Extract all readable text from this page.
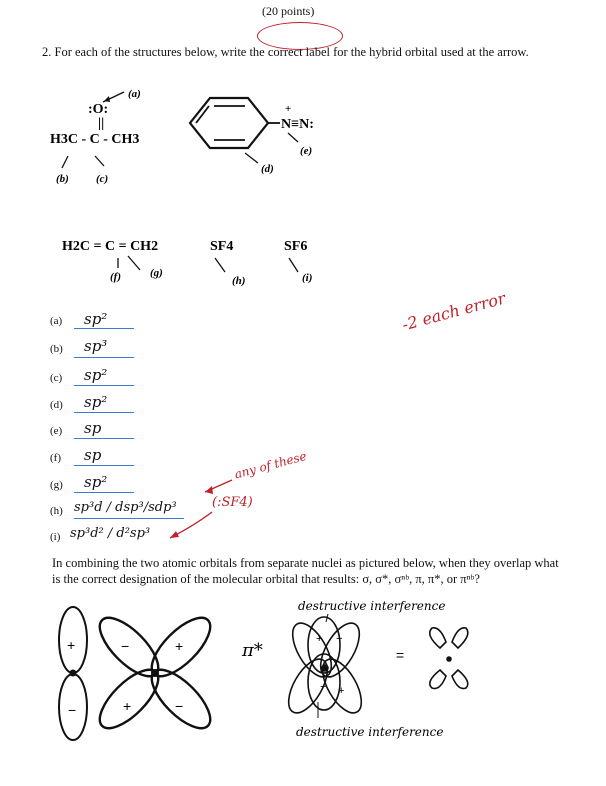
(20 points)
2. For each of the structures below, write the correct label for the hybrid orbital used at the arrow.
:O:
(a)
||
H3C - C - CH3
(b) (c)
+
N≡N:
(d)
(e)
H2C = C = CH2
(f)	(g)
SF4
(h)
SF6
(i)
(a) sp²
(b) sp³
(c) sp²
(d) sp²
(e) sp
(f) sp
(g) sp²
(h) sp³d / dsp³/sdp³
(i) sp³d² / d²sp³
-2 each error
any of these
(:SF4)
In combining the two atomic orbitals from separate nuclei as pictured below, when they overlap what is the correct designation of the molecular orbital that results: σ, σ*, σⁿᵇ, π, π*, or πⁿᵇ?
+
−
−	+
+	−
π*
destructive interference
+ −
− +
=
destructive interference
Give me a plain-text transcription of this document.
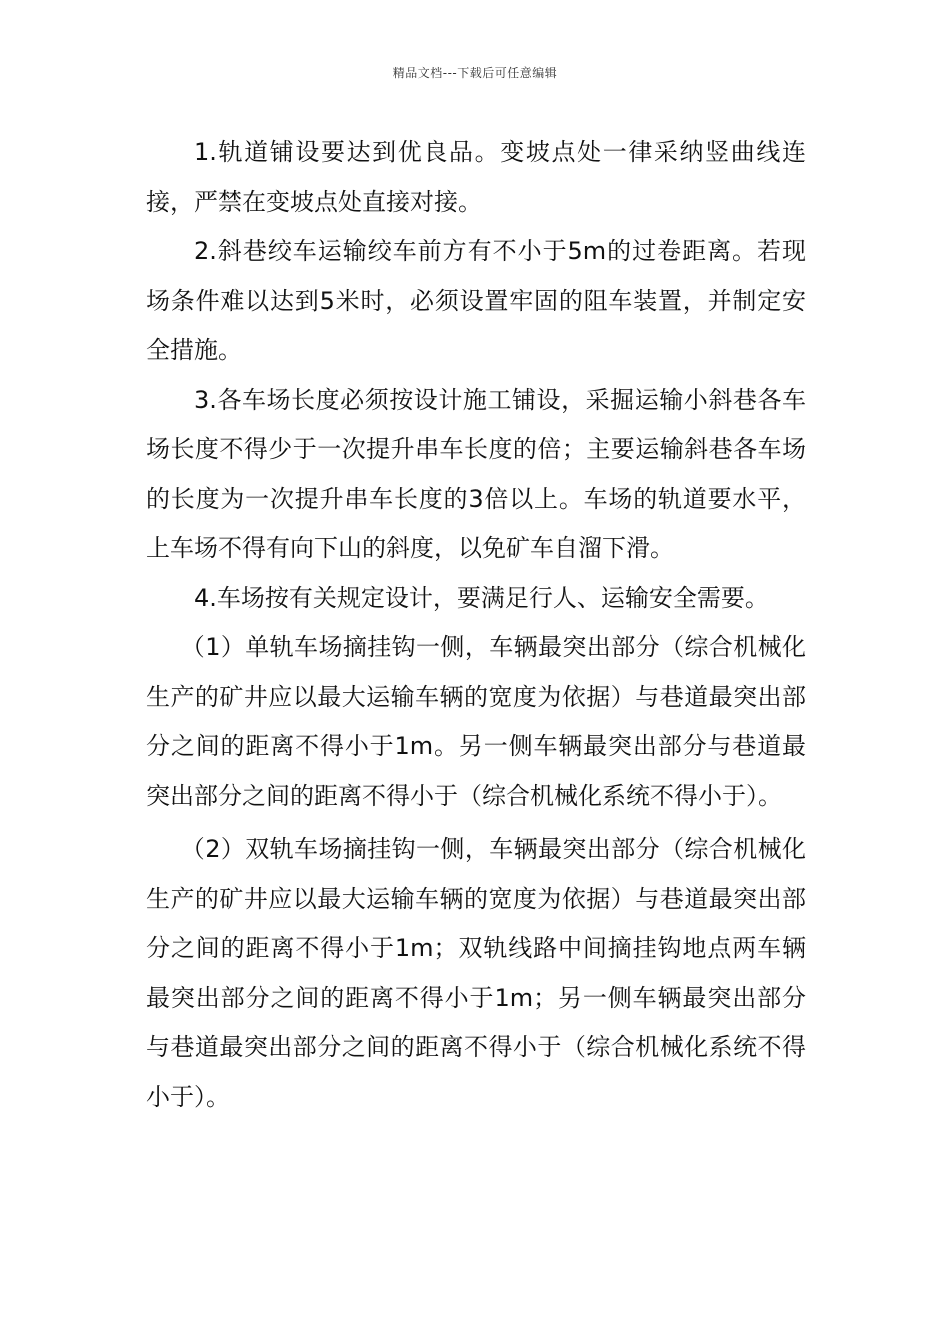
精品文档---下载后可任意编辑

1.轨道铺设要达到优良品。变坡点处一律采纳竖曲线连接，严禁在变坡点处直接对接。

2.斜巷绞车运输绞车前方有不小于5m的过卷距离。若现场条件难以达到5米时，必须设置牢固的阻车装置，并制定安全措施。

3.各车场长度必须按设计施工铺设，采掘运输小斜巷各车场长度不得少于一次提升串车长度的倍；主要运输斜巷各车场的长度为一次提升串车长度的3倍以上。车场的轨道要水平，上车场不得有向下山的斜度，以免矿车自溜下滑。

4.车场按有关规定设计，要满足行人、运输安全需要。

（1）单轨车场摘挂钩一侧，车辆最突出部分（综合机械化生产的矿井应以最大运输车辆的宽度为依据）与巷道最突出部分之间的距离不得小于1m。另一侧车辆最突出部分与巷道最突出部分之间的距离不得小于（综合机械化系统不得小于）。

（2）双轨车场摘挂钩一侧，车辆最突出部分（综合机械化生产的矿井应以最大运输车辆的宽度为依据）与巷道最突出部分之间的距离不得小于1m；双轨线路中间摘挂钩地点两车辆最突出部分之间的距离不得小于1m；另一侧车辆最突出部分与巷道最突出部分之间的距离不得小于（综合机械化系统不得小于）。
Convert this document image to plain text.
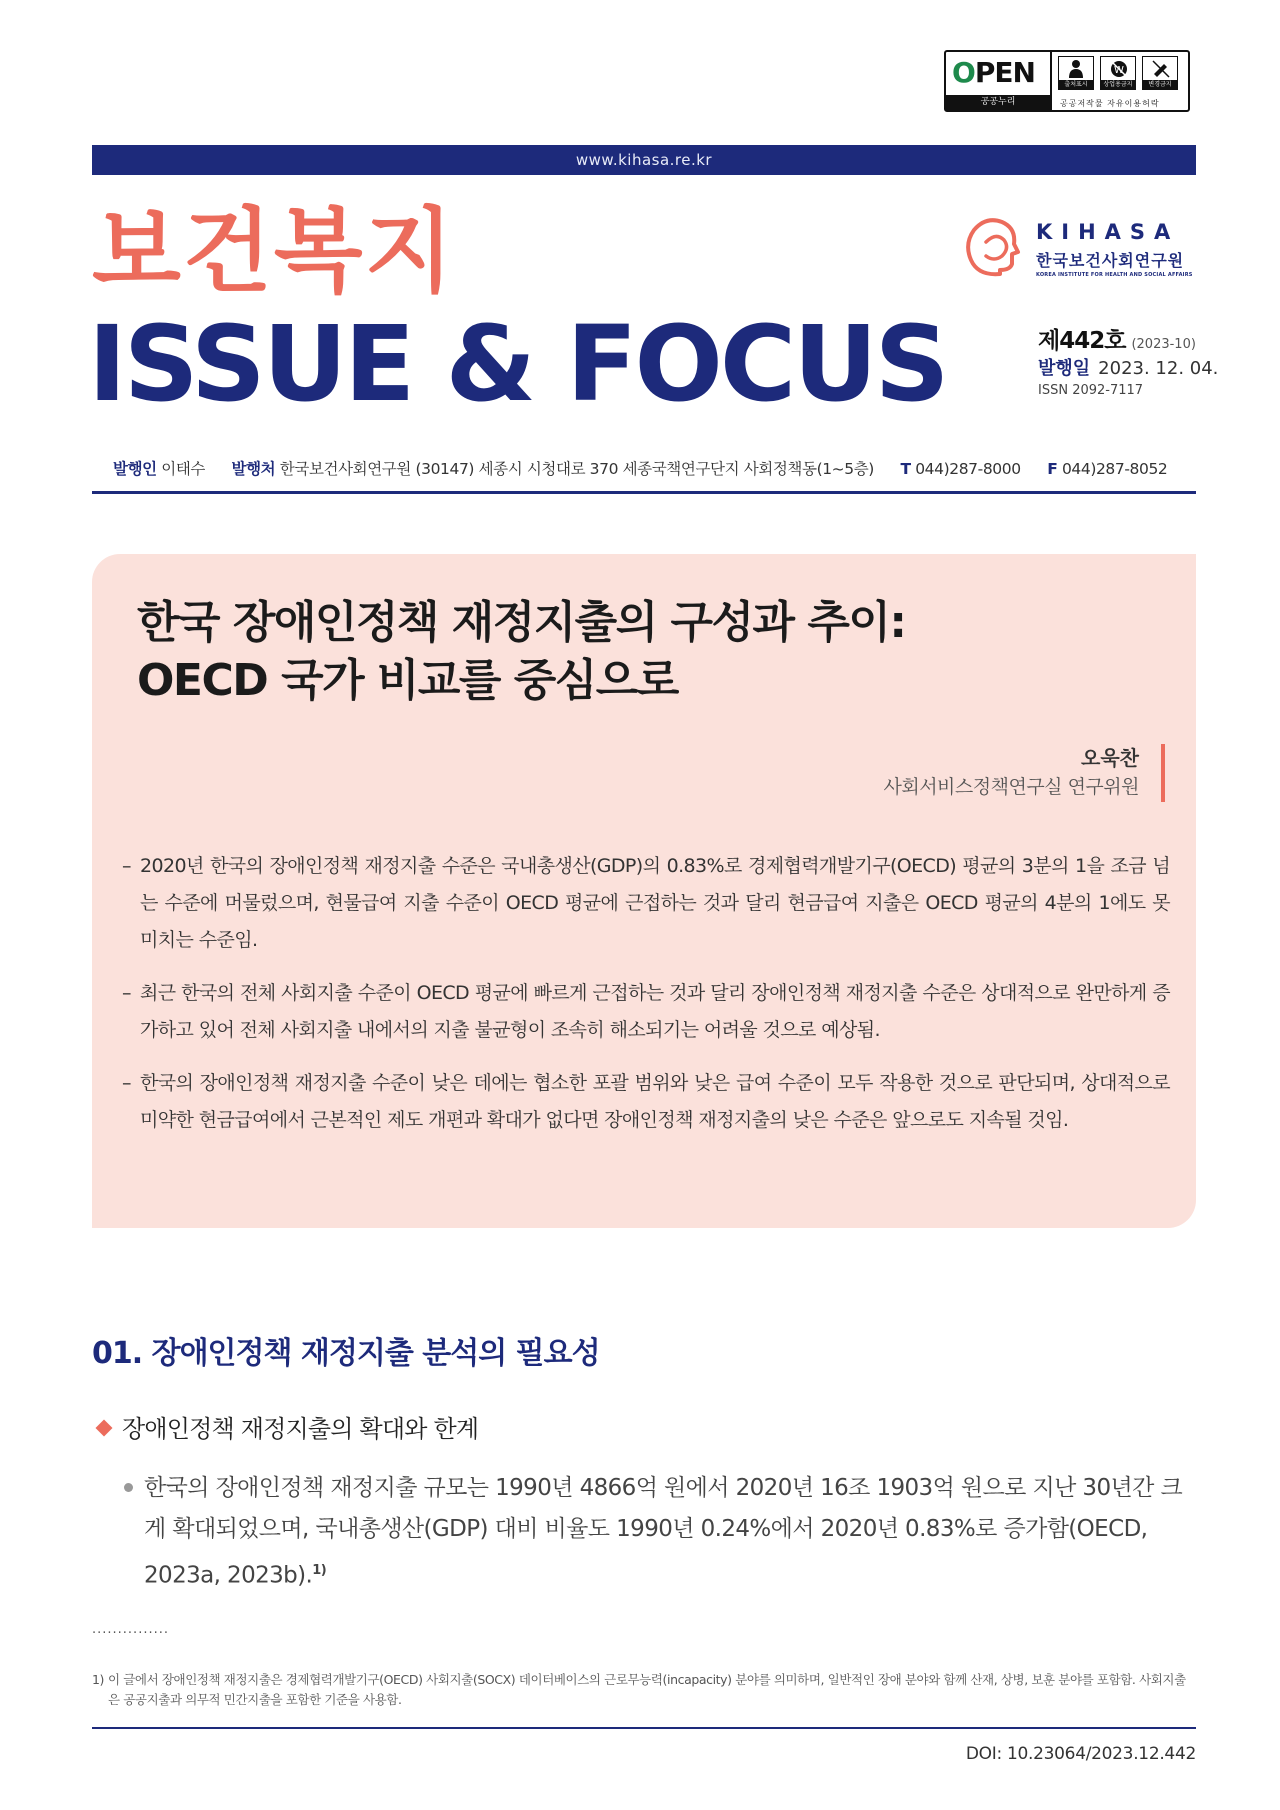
OPEN
공공누리
출처표시
W
상업용금지	변경금지
공공저작물 자유이용허락
www.kihasa.re.kr
보건복지
ISSUE & FOCUS
KIHASA
한국보건사회연구원
KOREA INSTITUTE FOR HEALTH AND SOCIAL AFFAIRS
제442호 (2023-10)
발행일 2023. 12. 04.
ISSN 2092-7117
발행인 이태수 발행처 한국보건사회연구원 (30147) 세종시 시청대로 370 세종국책연구단지 사회정책동(1~5층) T 044)287-8000 F 044)287-8052
한국 장애인정책 재정지출의 구성과 추이:
OECD 국가 비교를 중심으로
오욱찬
사회서비스정책연구실 연구위원
– 2020년 한국의 장애인정책 재정지출 수준은 국내총생산(GDP)의 0.83%로 경제협력개발기구(OECD) 평균의 3분의 1을 조금 넘는 수준에 머물렀으며, 현물급여 지출 수준이 OECD 평균에 근접하는 것과 달리 현금급여 지출은 OECD 평균의 4분의 1에도 못 미치는 수준임.
– 최근 한국의 전체 사회지출 수준이 OECD 평균에 빠르게 근접하는 것과 달리 장애인정책 재정지출 수준은 상대적으로 완만하게 증가하고 있어 전체 사회지출 내에서의 지출 불균형이 조속히 해소되기는 어려울 것으로 예상됨.
– 한국의 장애인정책 재정지출 수준이 낮은 데에는 협소한 포괄 범위와 낮은 급여 수준이 모두 작용한 것으로 판단되며, 상대적으로 미약한 현금급여에서 근본적인 제도 개편과 확대가 없다면 장애인정책 재정지출의 낮은 수준은 앞으로도 지속될 것임.
01. 장애인정책 재정지출 분석의 필요성
장애인정책 재정지출의 확대와 한계
한국의 장애인정책 재정지출 규모는 1990년 4866억 원에서 2020년 16조 1903억 원으로 지난 30년간 크게 확대되었으며, 국내총생산(GDP) 대비 비율도 1990년 0.24%에서 2020년 0.83%로 증가함(OECD, 2023a, 2023b).$^{1)}$
...............
1) 이 글에서 장애인정책 재정지출은 경제협력개발기구(OECD) 사회지출(SOCX) 데이터베이스의 근로무능력(incapacity) 분야를 의미하며, 일반적인 장애 분야와 함께 산재, 상병, 보훈 분야를 포함함. 사회지출은 공공지출과 의무적 민간지출을 포함한 기준을 사용함.
DOI: 10.23064/2023.12.442
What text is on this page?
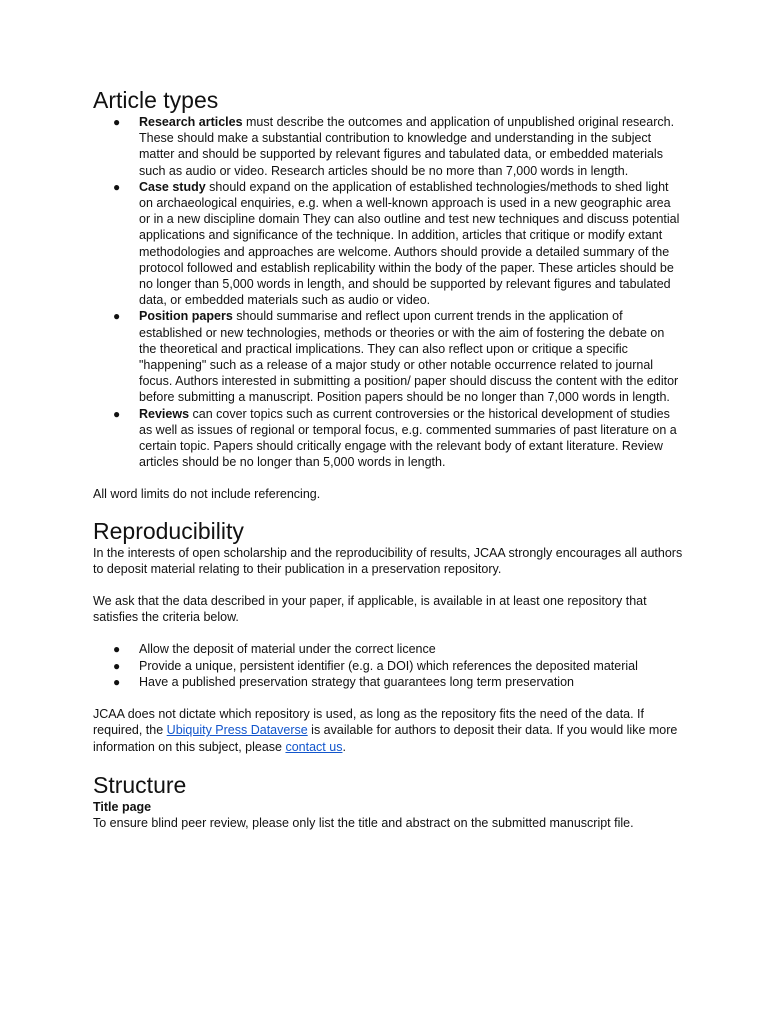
Article types
● Research articles must describe the outcomes and application of unpublished original research. These should make a substantial contribution to knowledge and understanding in the subject matter and should be supported by relevant figures and tabulated data, or embedded materials such as audio or video. Research articles should be no more than 7,000 words in length.
● Case study should expand on the application of established technologies/methods to shed light on archaeological enquiries, e.g. when a well-known approach is used in a new geographic area or in a new discipline domain They can also outline and test new techniques and discuss potential applications and significance of the technique. In addition, articles that critique or modify extant methodologies and approaches are welcome. Authors should provide a detailed summary of the protocol followed and establish replicability within the body of the paper. These articles should be no longer than 5,000 words in length, and should be supported by relevant figures and tabulated data, or embedded materials such as audio or video.
● Position papers should summarise and reflect upon current trends in the application of established or new technologies, methods or theories or with the aim of fostering the debate on the theoretical and practical implications. They can also reflect upon or critique a specific "happening" such as a release of a major study or other notable occurrence related to journal focus. Authors interested in submitting a position/ paper should discuss the content with the editor before submitting a manuscript. Position papers should be no longer than 7,000 words in length.
● Reviews can cover topics such as current controversies or the historical development of studies as well as issues of regional or temporal focus, e.g. commented summaries of past literature on a certain topic. Papers should critically engage with the relevant body of extant literature. Review articles should be no longer than 5,000 words in length.

All word limits do not include referencing.

Reproducibility

In the interests of open scholarship and the reproducibility of results, JCAA strongly encourages all authors to deposit material relating to their publication in a preservation repository.

We ask that the data described in your paper, if applicable, is available in at least one repository that satisfies the criteria below.

● Allow the deposit of material under the correct licence
● Provide a unique, persistent identifier (e.g. a DOI) which references the deposited material
● Have a published preservation strategy that guarantees long term preservation

JCAA does not dictate which repository is used, as long as the repository fits the need of the data. If required, the Ubiquity Press Dataverse is available for authors to deposit their data. If you would like more information on this subject, please contact us.

Structure
Title page

To ensure blind peer review, please only list the title and abstract on the submitted manuscript file.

┄┄┄┄┄┄┄┄┄┄┄┄┄┄┄┄┄┄┄┄

WORK INSTRUCTIONS = Look through the material and copy each line that has "综合机械化生产的矿井应以最大运输车辆的宽度为依据".

WORKED SOLUTION =
（1）单轨车场摘挂钩一侧，车辆最突出部分（综合机械化生产的矿井应以最大运输车辆的宽度为依据）与巷道最突出部分之间的距离不得小于1m。另一侧车辆最突出部分与巷道最突出部分之间的距离不得小于（综合机械化系统不得小于）。
（2）双轨车场摘挂钩一侧，车辆最突出部分（综合机械化生产的矿井应以最大运输车辆的宽度为依据）与巷道最突出部分之间的距离不得小于1m；双轨线路中间摘挂钩地点两车辆最突出部分之间的距离不得小于1m；另一侧车辆最突出部分与巷道最突出部分之间的距离不得小于（综合机械化系统不得小于）。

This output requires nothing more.